The problem: Check each line of the listing for the word "jupiter" and give only the number of lines that have it.
[Dataset records start]
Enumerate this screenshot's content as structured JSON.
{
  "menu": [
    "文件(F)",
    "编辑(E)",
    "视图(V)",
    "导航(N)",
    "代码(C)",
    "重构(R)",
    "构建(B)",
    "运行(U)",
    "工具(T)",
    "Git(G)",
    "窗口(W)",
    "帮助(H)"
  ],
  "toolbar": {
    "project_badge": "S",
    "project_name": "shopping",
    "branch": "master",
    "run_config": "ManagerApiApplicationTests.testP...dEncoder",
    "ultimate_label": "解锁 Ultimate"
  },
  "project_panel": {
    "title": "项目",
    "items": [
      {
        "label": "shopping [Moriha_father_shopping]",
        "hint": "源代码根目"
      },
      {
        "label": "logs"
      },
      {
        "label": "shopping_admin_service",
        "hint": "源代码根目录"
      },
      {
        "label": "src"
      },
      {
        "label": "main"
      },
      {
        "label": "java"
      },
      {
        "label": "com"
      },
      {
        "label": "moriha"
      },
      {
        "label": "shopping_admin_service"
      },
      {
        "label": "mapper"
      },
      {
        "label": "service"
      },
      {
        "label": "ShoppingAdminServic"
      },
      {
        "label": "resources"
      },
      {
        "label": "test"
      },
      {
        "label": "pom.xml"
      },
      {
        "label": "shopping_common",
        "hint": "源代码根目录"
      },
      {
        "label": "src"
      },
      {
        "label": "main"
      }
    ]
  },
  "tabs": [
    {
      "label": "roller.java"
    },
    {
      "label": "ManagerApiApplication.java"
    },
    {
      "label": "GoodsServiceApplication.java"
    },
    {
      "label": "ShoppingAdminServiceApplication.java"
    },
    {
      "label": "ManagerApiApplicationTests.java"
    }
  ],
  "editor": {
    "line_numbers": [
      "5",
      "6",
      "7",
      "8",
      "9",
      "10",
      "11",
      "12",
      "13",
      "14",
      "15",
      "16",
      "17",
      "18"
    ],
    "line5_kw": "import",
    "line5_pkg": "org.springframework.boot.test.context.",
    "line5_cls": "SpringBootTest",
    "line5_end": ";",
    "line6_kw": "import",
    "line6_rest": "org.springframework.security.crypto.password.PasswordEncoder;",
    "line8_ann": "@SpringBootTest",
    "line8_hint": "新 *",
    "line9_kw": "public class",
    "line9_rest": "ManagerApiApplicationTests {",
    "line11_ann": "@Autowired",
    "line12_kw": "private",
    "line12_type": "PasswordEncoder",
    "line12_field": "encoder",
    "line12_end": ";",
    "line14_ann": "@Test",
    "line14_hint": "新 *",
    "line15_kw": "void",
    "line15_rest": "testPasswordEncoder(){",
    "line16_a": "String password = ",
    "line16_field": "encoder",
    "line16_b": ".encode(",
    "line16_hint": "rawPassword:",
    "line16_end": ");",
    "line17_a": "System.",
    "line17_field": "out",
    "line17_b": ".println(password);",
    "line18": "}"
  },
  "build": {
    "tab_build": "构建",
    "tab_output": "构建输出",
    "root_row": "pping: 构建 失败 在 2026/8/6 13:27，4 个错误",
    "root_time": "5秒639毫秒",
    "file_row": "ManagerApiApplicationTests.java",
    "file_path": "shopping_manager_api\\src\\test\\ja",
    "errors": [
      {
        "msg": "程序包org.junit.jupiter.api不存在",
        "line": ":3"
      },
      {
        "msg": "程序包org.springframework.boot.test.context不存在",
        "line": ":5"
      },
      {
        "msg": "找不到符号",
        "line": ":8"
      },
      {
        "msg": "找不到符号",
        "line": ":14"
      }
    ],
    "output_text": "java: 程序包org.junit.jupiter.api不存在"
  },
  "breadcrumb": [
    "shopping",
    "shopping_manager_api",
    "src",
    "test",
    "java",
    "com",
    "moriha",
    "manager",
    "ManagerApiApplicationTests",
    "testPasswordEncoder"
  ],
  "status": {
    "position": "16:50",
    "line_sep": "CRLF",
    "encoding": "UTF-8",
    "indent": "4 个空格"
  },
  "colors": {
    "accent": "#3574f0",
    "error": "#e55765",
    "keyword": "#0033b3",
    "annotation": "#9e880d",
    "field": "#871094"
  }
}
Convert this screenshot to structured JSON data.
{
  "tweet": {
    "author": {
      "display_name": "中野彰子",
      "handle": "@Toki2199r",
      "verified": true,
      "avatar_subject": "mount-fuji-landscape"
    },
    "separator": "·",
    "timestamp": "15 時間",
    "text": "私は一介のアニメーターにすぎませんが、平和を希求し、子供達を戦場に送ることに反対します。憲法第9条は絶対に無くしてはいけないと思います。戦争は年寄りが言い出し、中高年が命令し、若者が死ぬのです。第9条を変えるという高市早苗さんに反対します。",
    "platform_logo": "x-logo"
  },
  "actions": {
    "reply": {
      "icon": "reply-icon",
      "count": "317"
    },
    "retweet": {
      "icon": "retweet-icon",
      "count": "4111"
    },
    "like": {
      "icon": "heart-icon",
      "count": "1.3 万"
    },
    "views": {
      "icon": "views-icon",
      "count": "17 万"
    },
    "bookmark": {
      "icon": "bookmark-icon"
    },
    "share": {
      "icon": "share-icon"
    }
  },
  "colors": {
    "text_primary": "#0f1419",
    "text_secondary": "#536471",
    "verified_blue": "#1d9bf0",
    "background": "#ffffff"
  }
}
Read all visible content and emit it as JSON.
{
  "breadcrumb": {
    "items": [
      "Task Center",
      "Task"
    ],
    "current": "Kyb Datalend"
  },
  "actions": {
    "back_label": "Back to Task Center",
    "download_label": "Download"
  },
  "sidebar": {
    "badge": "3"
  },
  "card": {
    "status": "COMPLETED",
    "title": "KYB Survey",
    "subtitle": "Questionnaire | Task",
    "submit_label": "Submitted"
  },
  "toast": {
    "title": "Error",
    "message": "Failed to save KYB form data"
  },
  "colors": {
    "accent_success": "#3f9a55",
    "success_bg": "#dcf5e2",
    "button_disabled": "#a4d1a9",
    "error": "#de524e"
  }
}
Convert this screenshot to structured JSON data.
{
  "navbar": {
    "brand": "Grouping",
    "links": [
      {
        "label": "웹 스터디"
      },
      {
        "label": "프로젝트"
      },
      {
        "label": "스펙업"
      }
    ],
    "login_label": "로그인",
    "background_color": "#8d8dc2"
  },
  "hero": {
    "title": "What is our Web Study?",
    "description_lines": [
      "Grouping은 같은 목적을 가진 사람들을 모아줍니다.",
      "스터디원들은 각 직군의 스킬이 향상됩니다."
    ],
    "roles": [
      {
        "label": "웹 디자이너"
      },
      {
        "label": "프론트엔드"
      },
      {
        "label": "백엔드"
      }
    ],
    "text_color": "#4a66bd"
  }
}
[Dataset records end]
Response to the task: 2